Define Training Metrics¶

Next, we define the regular expressions that SageMaker uses to extract algorithm metrics from training logs and send them to AWS CloudWatch metrics. These algorithm metrics are visualized in SageMaker console.

[ ]:

metric_definitions=[
             {
                "Name": "fastrcnn_losses/box_loss",
                "Regex": ".*fastrcnn_losses/box_loss:\\s*(\\S+).*"
            },
            {
                "Name": "fastrcnn_losses/label_loss",
                "Regex": ".*fastrcnn_losses/label_loss:\\s*(\\S+).*"
            },
            {
                "Name": "fastrcnn_losses/label_metrics/accuracy",
                "Regex": ".*fastrcnn_losses/label_metrics/accuracy:\\s*(\\S+).*"
            },
            {
                "Name": "fastrcnn_losses/label_metrics/false_negative",
                "Regex": ".*fastrcnn_losses/label_metrics/false_negative:\\s*(\\S+).*"
            },
            {
                "Name": "fastrcnn_losses/label_metrics/fg_accuracy",
                "Regex": ".*fastrcnn_losses/label_metrics/fg_accuracy:\\s*(\\S+).*"
            },
            {
                "Name": "fastrcnn_losses/num_fg_label",
                "Regex": ".*fastrcnn_losses/num_fg_label:\\s*(\\S+).*"
            },
             {
                "Name": "maskrcnn_loss/accuracy",
                "Regex": ".*maskrcnn_loss/accuracy:\\s*(\\S+).*"

**Source material:**
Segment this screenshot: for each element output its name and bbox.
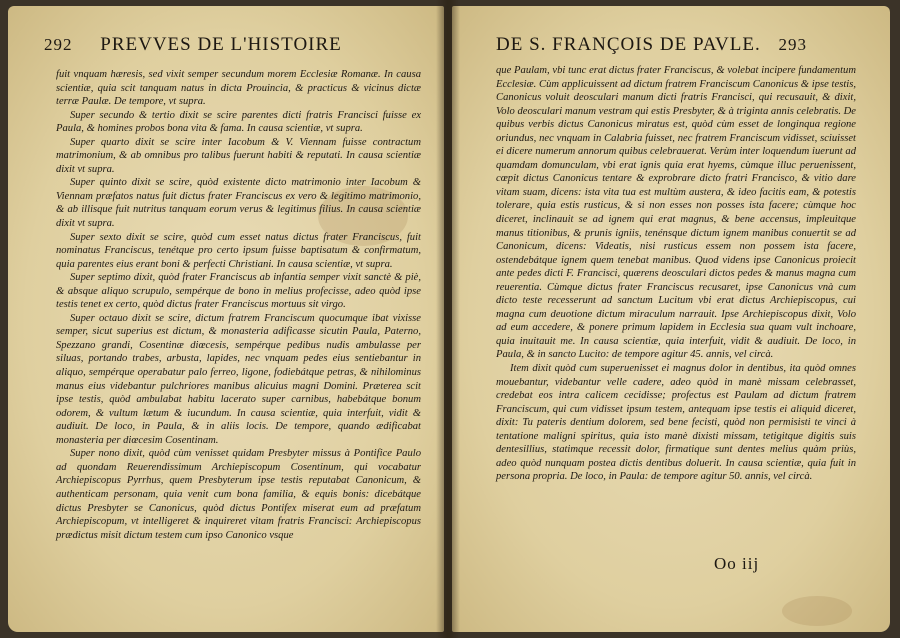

**Exercise set:**
#1 In the text on training metrics, rewrite the paragraph beginning "Next, we define the regular expressions" as a short bulleted list that keeps its main facts.
#2 Answer these questions from the text on training metrics, one line each:
(a) To which AWS service does SageMaker send the extracted algorithm metrics?
(b) What "Name" is given in the first entry of metric_definitions?
(c) Which metric name comes right after "fastrcnn_losses/label_metrics/false_negative"?

**Results for the exercise:**
#1
- Regular expressions are defined for SageMaker to use.
- SageMaker uses them to extract algorithm metrics from training logs.
- The metrics are sent to AWS CloudWatch metrics.
- The metrics are visualized in the SageMaker console.

#2
(a) AWS CloudWatch metrics.
(b) fastrcnn_losses/box_loss
(c) fastrcnn_losses/label_metrics/fg_accuracy